Return the entries below verbatim. Pictures stay out.

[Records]
○ ○ ○
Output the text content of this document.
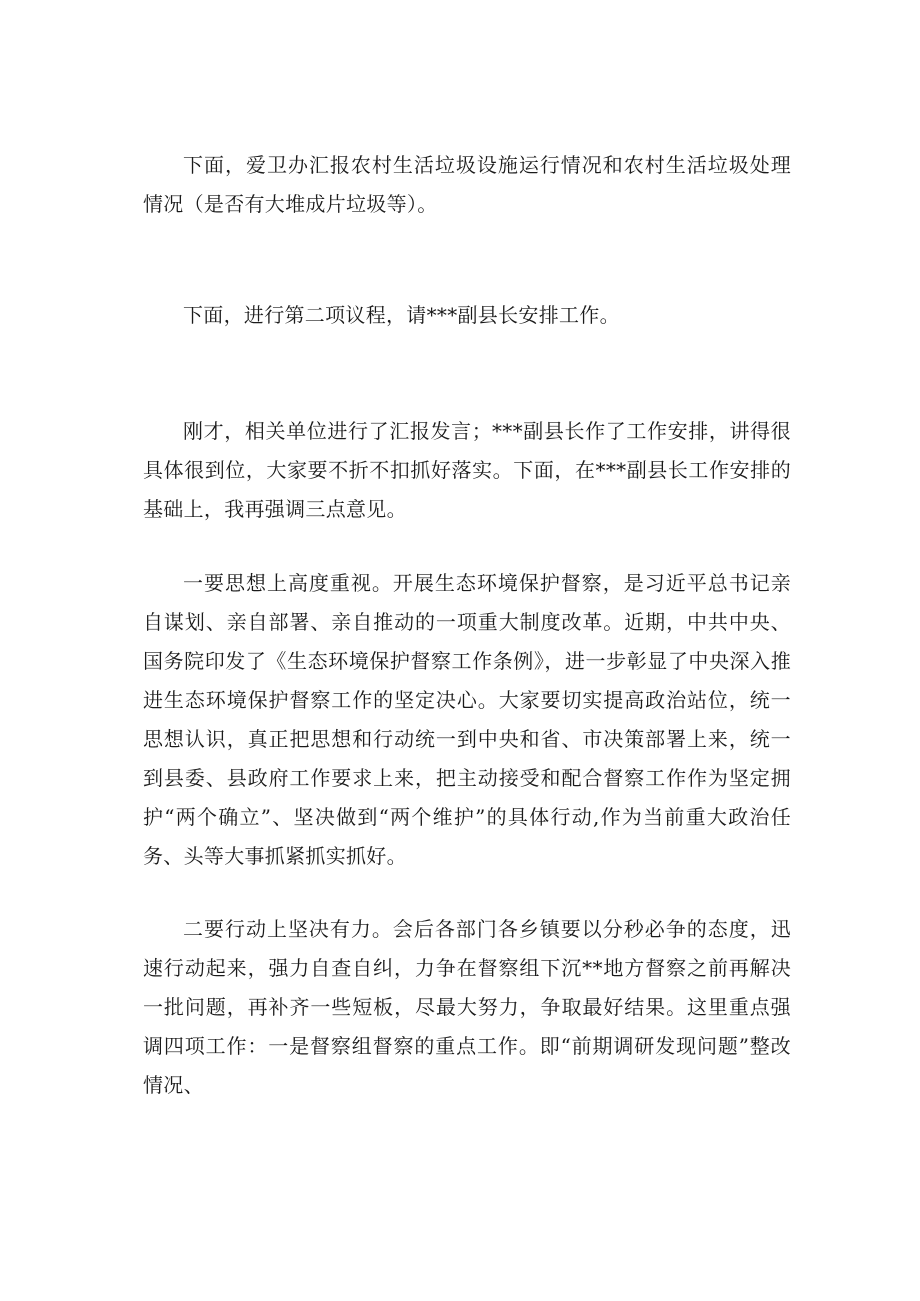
下面，爱卫办汇报农村生活垃圾设施运行情况和农村生活垃圾处理情况（是否有大堆成片垃圾等）。

下面，进行第二项议程，请***副县长安排工作。

刚才，相关单位进行了汇报发言；***副县长作了工作安排，讲得很具体很到位，大家要不折不扣抓好落实。下面，在***副县长工作安排的基础上，我再强调三点意见。

一要思想上高度重视。开展生态环境保护督察，是习近平总书记亲自谋划、亲自部署、亲自推动的一项重大制度改革。近期，中共中央、国务院印发了《生态环境保护督察工作条例》，进一步彰显了中央深入推进生态环境保护督察工作的坚定决心。大家要切实提高政治站位，统一思想认识，真正把思想和行动统一到中央和省、市决策部署上来，统一到县委、县政府工作要求上来，把主动接受和配合督察工作作为坚定拥护“两个确立”、坚决做到“两个维护”的具体行动,作为当前重大政治任务、头等大事抓紧抓实抓好。

二要行动上坚决有力。会后各部门各乡镇要以分秒必争的态度，迅速行动起来，强力自查自纠，力争在督察组下沉**地方督察之前再解决一批问题，再补齐一些短板，尽最大努力，争取最好结果。这里重点强调四项工作：一是督察组督察的重点工作。即“前期调研发现问题”整改情况、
○ ○ ○
### Solution
Output the text content of this document.
下面，爱卫办汇报农村生活垃圾设施运行情况和农村生活垃圾处理情况（是否有大堆成片垃圾等）。

下面，进行第二项议程，请***副县长安排工作。

刚才，相关单位进行了汇报发言；***副县长作了工作安排，讲得很具体很到位，大家要不折不扣抓好落实。下面，在***副县长工作安排的基础上，我再强调三点意见。

一要思想上高度重视。开展生态环境保护督察，是习近平总书记亲自谋划、亲自部署、亲自推动的一项重大制度改革。近期，中共中央、国务院印发了《生态环境保护督察工作条例》，进一步彰显了中央深入推进生态环境保护督察工作的坚定决心。大家要切实提高政治站位，统一思想认识，真正把思想和行动统一到中央和省、市决策部署上来，统一到县委、县政府工作要求上来，把主动接受和配合督察工作作为坚定拥护“两个确立”、坚决做到“两个维护”的具体行动,作为当前重大政治任务、头等大事抓紧抓实抓好。

二要行动上坚决有力。会后各部门各乡镇要以分秒必争的态度，迅速行动起来，强力自查自纠，力争在督察组下沉**地方督察之前再解决一批问题，再补齐一些短板，尽最大努力，争取最好结果。这里重点强调四项工作：一是督察组督察的重点工作。即“前期调研发现问题”整改情况、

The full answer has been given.